## Fragment tekstu:

------------------------

Skazany na „ogony”?

Obrońca Michał Pojasek czeka na moment, kiedy zagra w wyjściowej jedeanstce Miedzi Legnica.


W pięciu meczach Fortuna 1 Ligi trener „Miedzianki” Wojciech Łobodziński korzystał z usług 19 piłkarzy. Najmłodszy w tym gronie jest 18-letni pomocnik Mateusz Kaczmarek, zaś najmniej minut – tylko sześć – spędził ma boisku o pięć lat starszy od niego obrońca Michał Pojasek. Wychowanek Gryfu Świdnica zaliczył epizody w dwóch meczach na zapleczu ekstraklasy – z GKS-em Tychy (3:0) i Puszczą Niepołomice (1:0).

W obu przypadkach zastępował doświadczonego Marcina Garucha.

Cierpliwie czekał

Pojasek znalazł się w Akademii Miedzi latem 2014 roku jako junior młodszy. W III lidze, w rezerwach Miedzi, zadebiutował przed pięcioma laty, dokładnie 17 sierpnia 2016 roku w meczu z Olimpią Kowary (4:2).

Potem wielokrotnie był zapraszany na treningi pierwszego zespołu, ale w rozgrywkach ligowych zadebiutował w nim dopiero w bieżących rozgrywkach.

– Jestem w Miedzi 8 lat, po raz pierwszy na treningu pierwszego zespołu zjawiłem się przed sześcioma laty – wyjaśnia Michał Pojasek.

– Od półtora roku jestem przy kadrze pierwszej drużyny, więc

debiut w I lidze był przeze mnie długo wyczekiwany. Cieszę się, że doceniona została moja ciężka praca. Mam nadzieję, że teraz będę miał więcej okazji, by pokazać się z jak najlepszej strony.

Każdy dostanie szansę

Obecny szkoleniowiec drużyny znad Kaczawy, Wojciech Łobodziński, miał Pojaska i kilku innych młodych zawodników „na oku”, prowadząc III-ligowe rezerwy.

------------------------

## Dane wejściowe:
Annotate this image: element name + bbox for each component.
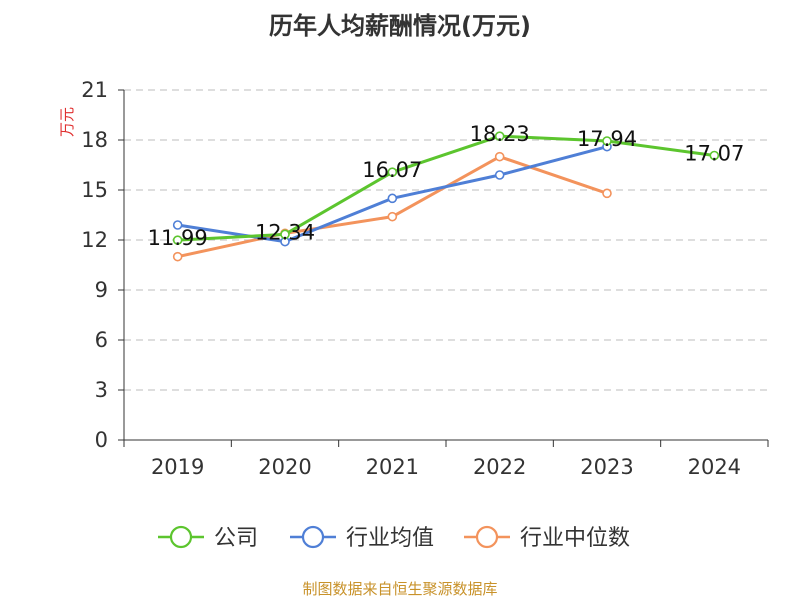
- y-tick-label: 3: [95, 378, 108, 402]
- legend-marker: [301, 525, 325, 549]
- y-tick-label: 9: [95, 278, 108, 302]
- data-point: [172, 235, 183, 245]
- y-tick-label: 18: [81, 128, 108, 152]
- data-label-layer: 11.99 12.34 16.07 18.23 17.94 17.07: [148, 122, 745, 250]
- x-tick-label: 2024: [688, 455, 741, 479]
- legend-marker: [169, 525, 193, 549]
- legend-label: 行业中位数: [520, 526, 630, 551]
- data-point: [494, 151, 505, 162]
- source-note: 制图数据来自恒生聚源数据库: [302, 580, 498, 598]
- data-label: 16.07: [362, 158, 422, 182]
- series-line-0: [177, 134, 715, 242]
- y-tick-label: 0: [95, 428, 108, 452]
- data-point: [709, 150, 720, 161]
- x-tick-label: 2023: [580, 455, 633, 479]
- data-point: [494, 170, 505, 180]
- x-tick-label: 2020: [258, 455, 311, 479]
- chart-title: 历年人均薪酬情况(万元): [269, 12, 531, 40]
- data-label: 18.23: [470, 122, 530, 146]
- y-tick-label: 12: [81, 228, 108, 252]
- data-point: [602, 188, 612, 199]
- data-point: [387, 167, 398, 177]
- x-tick-label: 2019: [151, 455, 204, 479]
- data-label: 17.07: [684, 142, 744, 166]
- data-label: 17.94: [577, 127, 637, 151]
- data-label: 11.99: [148, 226, 208, 250]
- data-point: [387, 193, 398, 204]
- data-point: [172, 251, 183, 262]
- legend: 公司 行业均值 行业中位数: [158, 525, 630, 551]
- legend-label: 公司: [214, 526, 258, 551]
- y-tick-label: 15: [81, 178, 108, 202]
- x-tick-label: 2021: [366, 455, 419, 479]
- data-point: [172, 220, 183, 230]
- data-point: [387, 211, 398, 222]
- data-point: [602, 136, 612, 146]
- y-tick-label: 6: [95, 328, 108, 352]
- y-axis-title: 万元: [58, 107, 76, 137]
- series-layer: [172, 131, 720, 262]
- legend-marker: [475, 525, 499, 549]
- data-point: [494, 131, 505, 141]
- data-point: [280, 229, 290, 240]
- grid-layer: [124, 89, 768, 391]
- legend-label: 行业均值: [346, 526, 434, 551]
- axis-layer: 0 3 6 9 12 15 18 21 2019 2020 2021 2022 2023 2024 万元: [58, 78, 769, 479]
- x-tick-label: 2022: [473, 455, 526, 479]
- y-tick-label: 21: [81, 78, 108, 102]
- data-label: 12.34: [255, 220, 315, 244]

------------------------

## Cele:
1: Przepisz wiernie cały artykuł o Michale Pojasku.
2: Wypisz jako listę numerowaną tylko te wiersze, które zaczynają się od wiersza zawierającego „- y-tick-label: 3: [95, 378, 108, 402]”, a kończą na wierszu zawierającym „- x-tick-label: 2020: [258, 455, 311, 479]”, łącznie z oboma skrajnymi. Puste linie pomiń.
Artykuł i wiersze nie mają ze sobą żadnego związku.

## Rozwiązania zadań:
1:
Skazany na „ogony”?

Obrońca Michał Pojasek czeka na moment, kiedy zagra w wyjściowej jedeanstce Miedzi Legnica.


W pięciu meczach Fortuna 1 Ligi trener „Miedzianki” Wojciech Łobodziński korzystał z usług 19 piłkarzy. Najmłodszy w tym gronie jest 18-letni pomocnik Mateusz Kaczmarek, zaś najmniej minut – tylko sześć – spędził ma boisku o pięć lat starszy od niego obrońca Michał Pojasek. Wychowanek Gryfu Świdnica zaliczył epizody w dwóch meczach na zapleczu ekstraklasy – z GKS-em Tychy (3:0) i Puszczą Niepołomice (1:0).

W obu przypadkach zastępował doświadczonego Marcina Garucha.

Cierpliwie czekał

Pojasek znalazł się w Akademii Miedzi latem 2014 roku jako junior młodszy. W III lidze, w rezerwach Miedzi, zadebiutował przed pięcioma laty, dokładnie 17 sierpnia 2016 roku w meczu z Olimpią Kowary (4:2).

Potem wielokrotnie był zapraszany na treningi pierwszego zespołu, ale w rozgrywkach ligowych zadebiutował w nim dopiero w bieżących rozgrywkach.

– Jestem w Miedzi 8 lat, po raz pierwszy na treningu pierwszego zespołu zjawiłem się przed sześcioma laty – wyjaśnia Michał Pojasek.

– Od półtora roku jestem przy kadrze pierwszej drużyny, więc

debiut w I lidze był przeze mnie długo wyczekiwany. Cieszę się, że doceniona została moja ciężka praca. Mam nadzieję, że teraz będę miał więcej okazji, by pokazać się z jak najlepszej strony.

Każdy dostanie szansę

Obecny szkoleniowiec drużyny znad Kaczawy, Wojciech Łobodziński, miał Pojaska i kilku innych młodych zawodników „na oku”, prowadząc III-ligowe rezerwy.

2:
1. - y-tick-label: 3: [95, 378, 108, 402]
2. - legend-marker: [301, 525, 325, 549]
3. - y-tick-label: 9: [95, 278, 108, 302]
4. - data-point: [172, 235, 183, 245]
5. - y-tick-label: 18: [81, 128, 108, 152]
6. - data-label-layer: 11.99 12.34 16.07 18.23 17.94 17.07: [148, 122, 745, 250]
7. - x-tick-label: 2024: [688, 455, 741, 479]
8. - legend-marker: [169, 525, 193, 549]
9. - legend-label: 行业中位数: [520, 526, 630, 551]
10. - data-point: [494, 151, 505, 162]
11. - source-note: 制图数据来自恒生聚源数据库: [302, 580, 498, 598]
12. - data-label: 16.07: [362, 158, 422, 182]
13. - series-line-0: [177, 134, 715, 242]
14. - y-tick-label: 0: [95, 428, 108, 452]
15. - data-point: [709, 150, 720, 161]
16. - x-tick-label: 2023: [580, 455, 633, 479]
17. - data-point: [494, 170, 505, 180]
18. - x-tick-label: 2020: [258, 455, 311, 479]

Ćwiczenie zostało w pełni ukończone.